Start

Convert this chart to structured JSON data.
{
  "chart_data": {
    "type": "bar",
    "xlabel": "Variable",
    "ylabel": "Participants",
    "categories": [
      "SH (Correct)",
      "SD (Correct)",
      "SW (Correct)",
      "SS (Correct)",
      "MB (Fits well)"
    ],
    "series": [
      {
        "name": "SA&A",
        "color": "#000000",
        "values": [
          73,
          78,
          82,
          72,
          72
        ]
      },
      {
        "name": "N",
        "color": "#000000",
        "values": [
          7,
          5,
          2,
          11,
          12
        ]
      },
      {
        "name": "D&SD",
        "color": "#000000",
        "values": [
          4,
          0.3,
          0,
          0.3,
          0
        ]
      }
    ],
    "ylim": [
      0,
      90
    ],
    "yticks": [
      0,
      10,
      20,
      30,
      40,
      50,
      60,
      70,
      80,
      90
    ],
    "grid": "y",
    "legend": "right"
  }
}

End

PROMPT: Each line of the listing should be copied exactly.

EXERCISE RESULT:
Convert this chart to structured JSON data.
{
  "chart_data": {
    "type": "bar",
    "xlabel": "Variable",
    "ylabel": "Participants",
    "categories": [
      "SH (Correct)",
      "SD (Correct)",
      "SW (Correct)",
      "SS (Correct)",
      "MB (Fits well)"
    ],
    "series": [
      {
        "name": "SA&A",
        "color": "#000000",
        "values": [
          73,
          78,
          82,
          72,
          72
        ]
      },
      {
        "name": "N",
        "color": "#000000",
        "values": [
          7,
          5,
          2,
          11,
          12
        ]
      },
      {
        "name": "D&SD",
        "color": "#000000",
        "values": [
          4,
          0.3,
          0,
          0.3,
          0
        ]
      }
    ],
    "ylim": [
      0,
      90
    ],
    "yticks": [
      0,
      10,
      20,
      30,
      40,
      50,
      60,
      70,
      80,
      90
    ],
    "grid": "y",
    "legend": "right"
  }
}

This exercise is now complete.